## Requirement
Filter the lines below, copying only those with the string "name".

## Excerpted records
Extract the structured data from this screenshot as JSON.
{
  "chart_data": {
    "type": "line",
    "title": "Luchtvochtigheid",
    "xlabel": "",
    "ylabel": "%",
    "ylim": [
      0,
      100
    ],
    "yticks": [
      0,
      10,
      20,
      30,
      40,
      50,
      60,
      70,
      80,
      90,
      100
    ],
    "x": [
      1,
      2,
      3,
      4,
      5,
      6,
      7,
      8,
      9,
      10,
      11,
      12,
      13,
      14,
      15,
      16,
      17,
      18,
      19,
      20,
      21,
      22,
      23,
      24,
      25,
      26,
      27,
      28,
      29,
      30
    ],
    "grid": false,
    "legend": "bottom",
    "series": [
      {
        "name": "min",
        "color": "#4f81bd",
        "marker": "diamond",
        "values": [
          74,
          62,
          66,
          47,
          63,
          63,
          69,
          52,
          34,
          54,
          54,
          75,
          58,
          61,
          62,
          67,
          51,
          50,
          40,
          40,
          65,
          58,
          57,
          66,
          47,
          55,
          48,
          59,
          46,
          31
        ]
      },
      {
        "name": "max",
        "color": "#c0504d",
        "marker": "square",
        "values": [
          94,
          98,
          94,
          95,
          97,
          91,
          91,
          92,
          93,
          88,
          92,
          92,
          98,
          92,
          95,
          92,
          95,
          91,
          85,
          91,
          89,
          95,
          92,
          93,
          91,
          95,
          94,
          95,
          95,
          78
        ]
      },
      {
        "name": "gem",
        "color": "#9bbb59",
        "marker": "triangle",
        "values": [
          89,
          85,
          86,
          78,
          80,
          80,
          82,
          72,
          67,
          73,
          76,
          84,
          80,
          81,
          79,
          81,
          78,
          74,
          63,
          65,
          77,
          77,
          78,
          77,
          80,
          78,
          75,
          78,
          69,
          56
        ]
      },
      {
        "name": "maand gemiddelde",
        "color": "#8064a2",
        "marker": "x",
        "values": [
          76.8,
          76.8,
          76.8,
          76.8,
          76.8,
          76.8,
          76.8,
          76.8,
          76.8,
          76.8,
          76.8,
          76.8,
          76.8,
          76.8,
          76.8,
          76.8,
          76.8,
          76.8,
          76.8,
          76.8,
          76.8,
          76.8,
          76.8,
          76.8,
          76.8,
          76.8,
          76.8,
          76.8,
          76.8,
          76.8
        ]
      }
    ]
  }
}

## Solution to the problem
        "name": "min",
        "name": "max",
        "name": "gem",
        "name": "maand gemiddelde",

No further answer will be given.